## Task to complete:
Give the count of lines holding the string "Please" and nothing else.

## Entries:
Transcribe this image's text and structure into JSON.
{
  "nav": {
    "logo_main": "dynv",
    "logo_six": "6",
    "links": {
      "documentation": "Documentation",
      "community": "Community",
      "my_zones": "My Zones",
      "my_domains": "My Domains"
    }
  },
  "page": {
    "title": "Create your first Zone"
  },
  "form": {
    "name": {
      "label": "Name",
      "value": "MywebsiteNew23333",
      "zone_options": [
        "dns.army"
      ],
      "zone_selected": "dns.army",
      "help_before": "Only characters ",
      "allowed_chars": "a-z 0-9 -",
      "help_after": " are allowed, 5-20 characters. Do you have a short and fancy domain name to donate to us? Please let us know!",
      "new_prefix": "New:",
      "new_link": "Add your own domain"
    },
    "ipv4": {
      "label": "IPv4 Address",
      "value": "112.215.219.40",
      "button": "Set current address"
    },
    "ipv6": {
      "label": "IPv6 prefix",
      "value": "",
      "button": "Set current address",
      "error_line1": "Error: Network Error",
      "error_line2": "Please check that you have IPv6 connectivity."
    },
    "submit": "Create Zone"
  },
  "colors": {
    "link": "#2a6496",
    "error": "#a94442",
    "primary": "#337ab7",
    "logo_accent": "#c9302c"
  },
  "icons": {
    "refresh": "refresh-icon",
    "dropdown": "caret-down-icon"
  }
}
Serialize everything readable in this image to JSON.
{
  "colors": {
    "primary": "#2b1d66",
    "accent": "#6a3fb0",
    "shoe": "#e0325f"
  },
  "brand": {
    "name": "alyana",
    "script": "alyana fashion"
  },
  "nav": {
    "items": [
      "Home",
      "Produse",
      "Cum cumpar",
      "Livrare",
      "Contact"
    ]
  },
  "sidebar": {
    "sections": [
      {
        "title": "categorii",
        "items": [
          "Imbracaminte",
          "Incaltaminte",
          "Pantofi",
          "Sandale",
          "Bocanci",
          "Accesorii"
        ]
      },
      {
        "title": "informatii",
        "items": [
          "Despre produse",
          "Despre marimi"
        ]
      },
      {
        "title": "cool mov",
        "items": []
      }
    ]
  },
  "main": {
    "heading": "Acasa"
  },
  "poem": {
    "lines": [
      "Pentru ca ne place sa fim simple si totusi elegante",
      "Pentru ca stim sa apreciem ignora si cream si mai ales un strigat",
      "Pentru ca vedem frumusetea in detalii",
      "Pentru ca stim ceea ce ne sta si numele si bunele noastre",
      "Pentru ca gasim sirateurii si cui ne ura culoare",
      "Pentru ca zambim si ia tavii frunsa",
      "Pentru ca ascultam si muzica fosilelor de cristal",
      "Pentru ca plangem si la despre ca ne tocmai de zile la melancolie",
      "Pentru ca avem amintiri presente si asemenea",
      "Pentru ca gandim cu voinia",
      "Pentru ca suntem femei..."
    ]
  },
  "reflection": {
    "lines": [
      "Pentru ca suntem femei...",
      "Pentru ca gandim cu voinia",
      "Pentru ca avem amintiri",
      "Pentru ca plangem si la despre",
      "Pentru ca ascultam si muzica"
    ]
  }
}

## Output below:
2